> Problem requirements
Copy the data below word for word, starting at the line that contains "paragraph-health-shift: Оздоровча зміна" and stopping after the line that contains "paragraph-thematic-participants: Учасники тематичних".

> Data for processing
■ ■ ■ ■ ■ ■ ■

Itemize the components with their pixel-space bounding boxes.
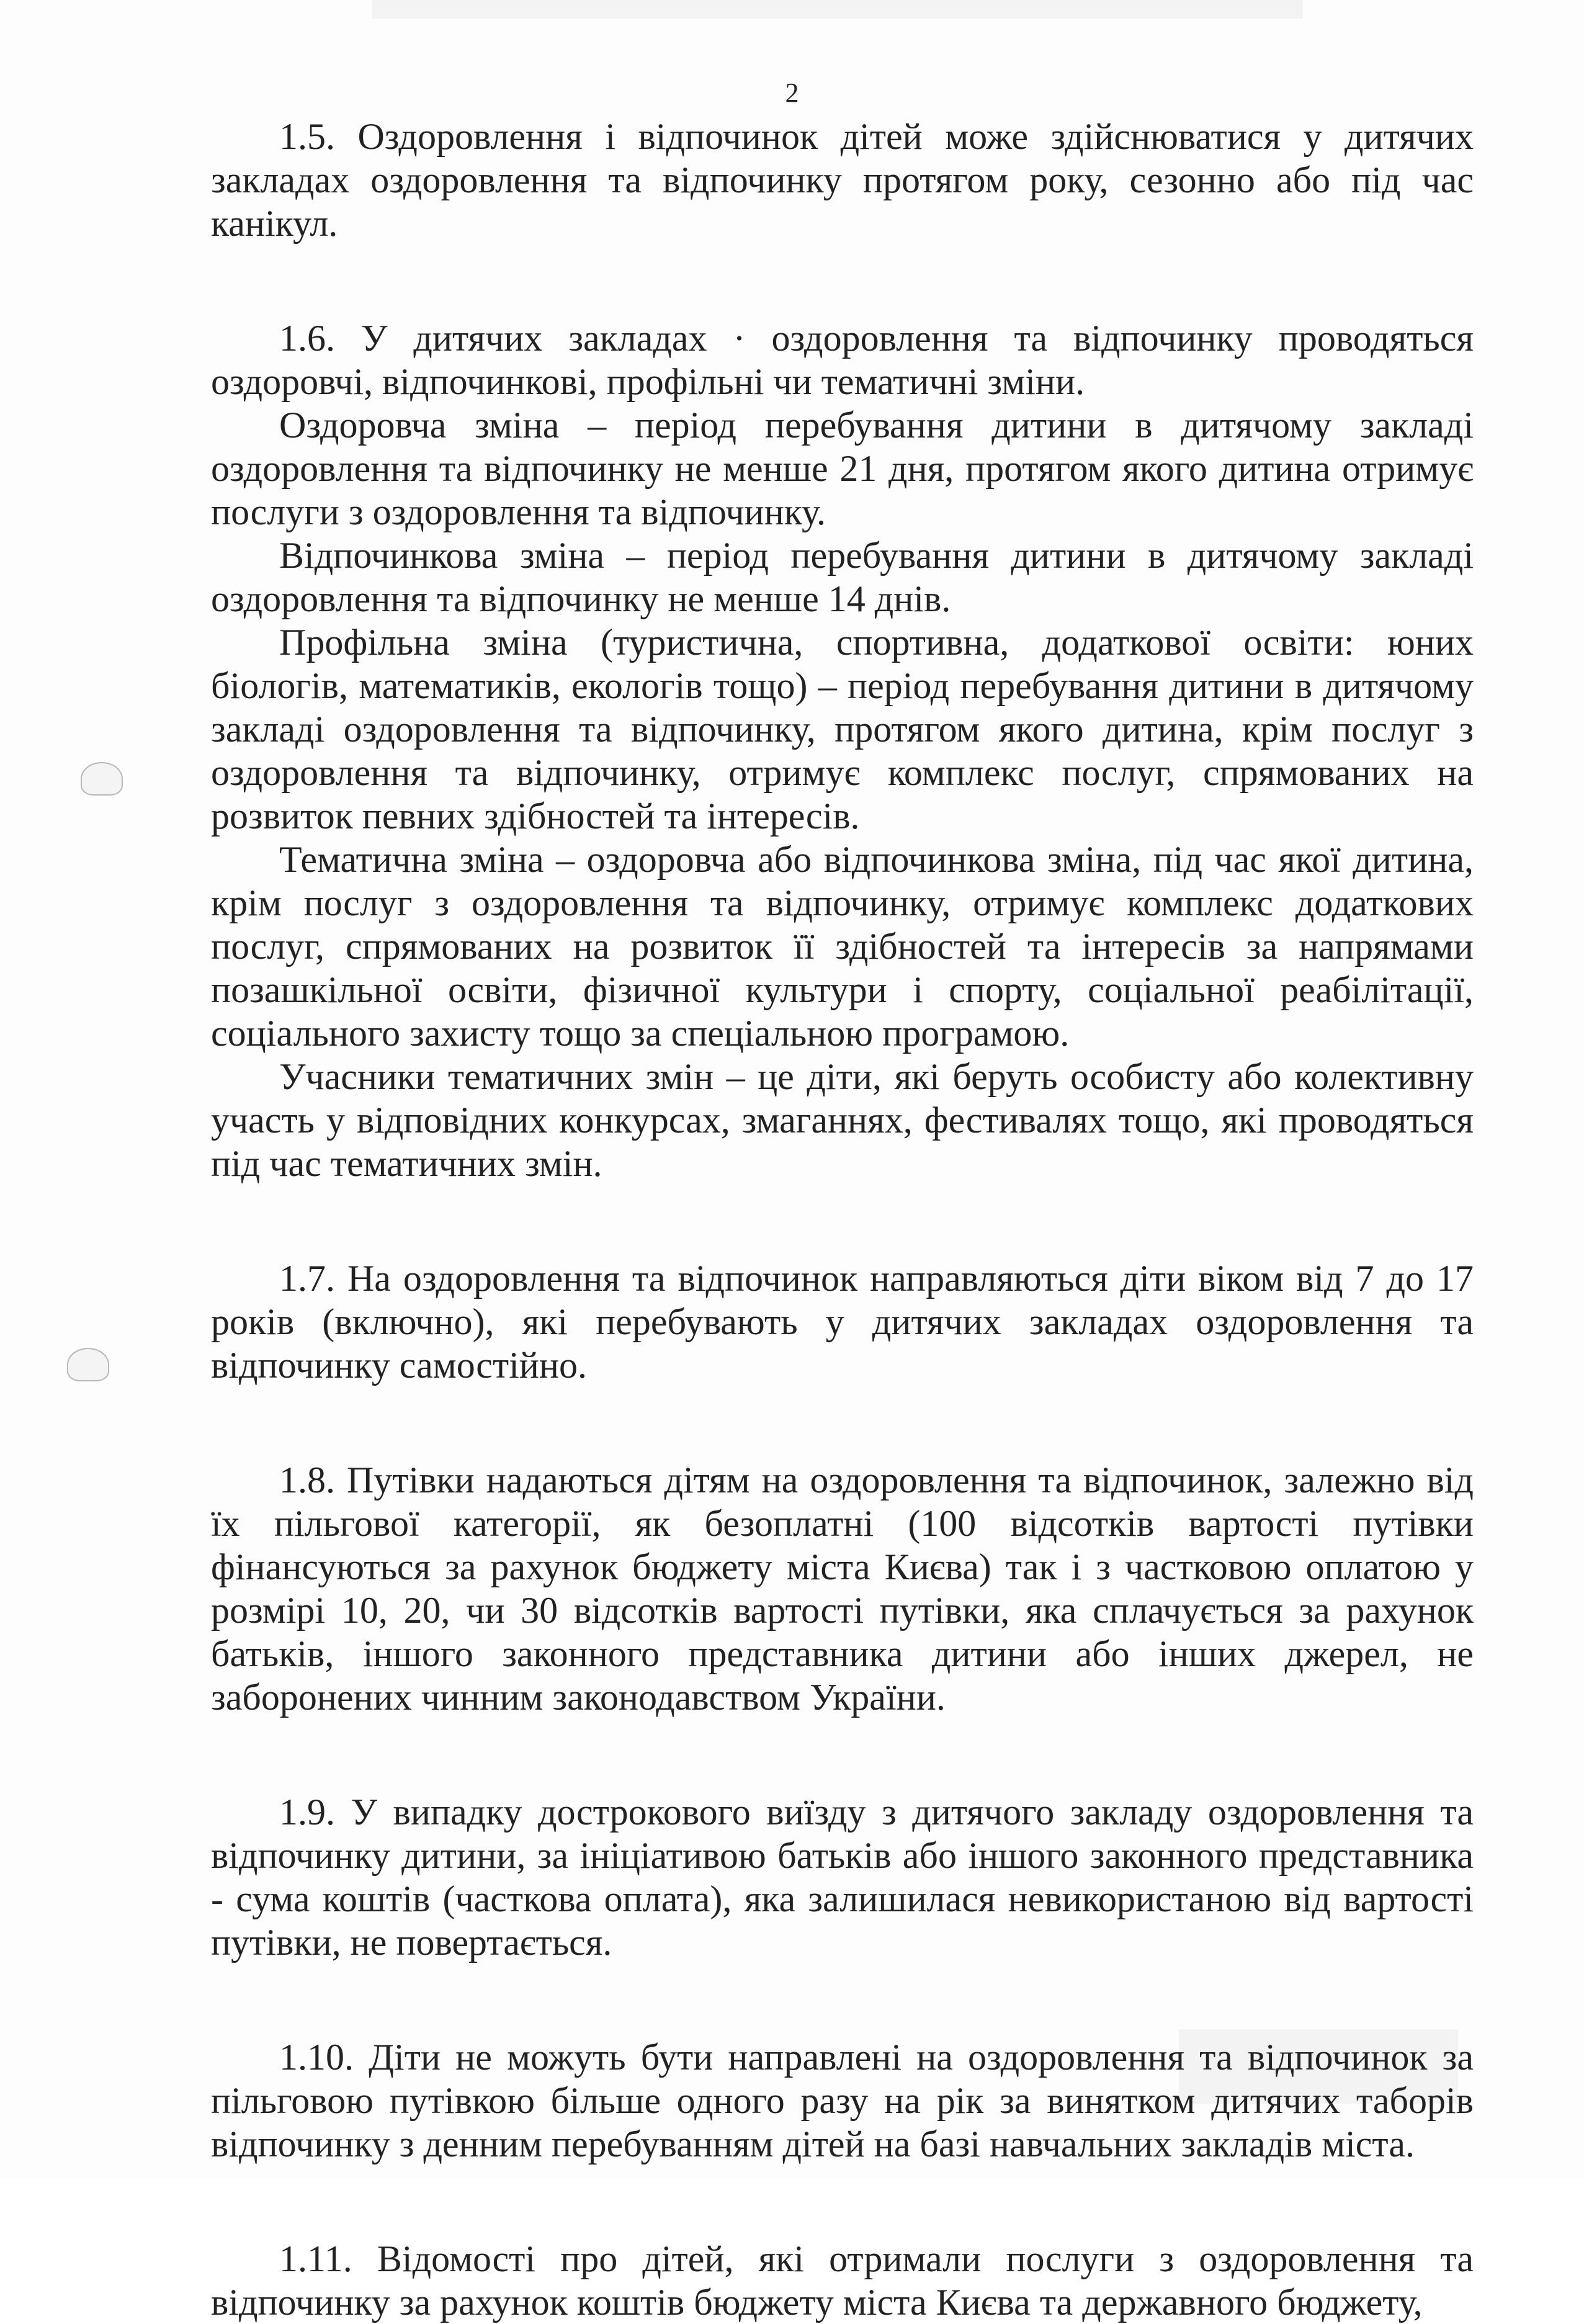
paragraph-health-shift: Оздоровча зміна – період перебування дитини в дитячому закладі оздоровлення та відпочинку не менше 21 дня, протягом якого дитина отримує послуги з оздоровлення та відпочинку. — [211, 405, 1474, 532]
paragraph-thematic-participants: Учасники тематичних змін – це діти, які беруть особисту або колективну участь у відповідних конкурсах, змаганнях, фестивалях тощо, які проводяться під час тематичних змін. — [211, 1056, 1474, 1184]
paragraph-1-10: 1.10. Діти не можуть бути направлені на оздоровлення та відпочинок за пільговою путівкою більше одного разу на рік за винятком дитячих таборів відпочинку з денним перебуванням дітей на базі навчальних закладів міста. — [211, 2037, 1474, 2165]
paragraph-1-11: 1.11. Відомості про дітей, які отримали послуги з оздоровлення та відпочинку за рахунок коштів бюджету міста Києва та державного бюджету, — [211, 2238, 1474, 2323]
document-body — [211, 115, 1474, 2324]
paragraph-1-5: 1.5. Оздоровлення і відпочинок дітей може здійснюватися у дитячих закладах оздоровлення та відпочинку протягом року, сезонно або під час канікул. — [211, 116, 1474, 244]
punch-hole-upper — [81, 762, 123, 796]
paragraph-1-6: 1.6. У дитячих закладах · оздоровлення та відпочинку проводяться оздоровчі, відпочинкові, профільні чи тематичні зміни. — [211, 318, 1474, 402]
paragraph-profile-shift: Профільна зміна (туристична, спортивна, додаткової освіти: юних біологів, математиків, екологів тощо) – період перебування дитини в дитячому закладі оздоровлення та відпочинку, протягом якого дитина, крім послуг з оздоровлення та відпочинку, отримує комплекс послуг, спрямованих на розвиток певних здібностей та інтересів. — [211, 622, 1474, 837]
page-number: 2 — [785, 78, 799, 108]
paragraph-thematic-shift: Тематична зміна – оздоровча або відпочинкова зміна, під час якої дитина, крім послуг з оздоровлення та відпочинку, отримує комплекс додаткових послуг, спрямованих на розвиток її здібностей та інтересів за напрямами позашкільної освіти, фізичної культури і спорту, соціальної реабілітації, соціального захисту тощо за спеціальною програмою. — [211, 839, 1474, 1054]
punch-hole-lower — [67, 1348, 109, 1381]
paragraph-1-7: 1.7. На оздоровлення та відпочинок направляються діти віком від 7 до 17 років (включно), які перебувають у дитячих закладах оздоровлення та відпочинку самостійно. — [211, 1258, 1474, 1386]
paragraph-rest-shift: Відпочинкова зміна – період перебування дитини в дитячому закладі оздоровлення та відпочинку не менше 14 днів. — [211, 535, 1474, 619]
paragraph-1-9: 1.9. У випадку дострокового виїзду з дитячого закладу оздоровлення та відпочинку дитини, за ініціативою батьків або іншого законного представника - сума коштів (часткова оплата), яка залишилася невикористаною від вартості путівки, не повертається. — [211, 1792, 1474, 1963]
paragraph-1-8: 1.8. Путівки надаються дітям на оздоровлення та відпочинок, залежно від їх пільгової категорії, як безоплатні (100 відсотків вартості путівки фінансуються за рахунок бюджету міста Києва) так і з частковою оплатою у розмірі 10, 20, чи 30 відсотків вартості путівки, яка сплачується за рахунок батьків, іншого законного представника дитини або інших джерел, не заборонених чинним законодавством України. — [211, 1460, 1474, 1718]
scan-shadow-top — [372, 0, 1303, 19]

■ ■ ■ ■ ■ ■ ■

> Correct answer
paragraph-health-shift: Оздоровча зміна – період перебування дитини в дитячому закладі оздоровлення та відпочинку не менше 21 дня, протягом якого дитина отримує послуги з оздоровлення та відпочинку. — [211, 405, 1474, 532]
paragraph-thematic-participants: Учасники тематичних змін – це діти, які беруть особисту або колективну участь у відповідних конкурсах, змаганнях, фестивалях тощо, які проводяться під час тематичних змін. — [211, 1056, 1474, 1184]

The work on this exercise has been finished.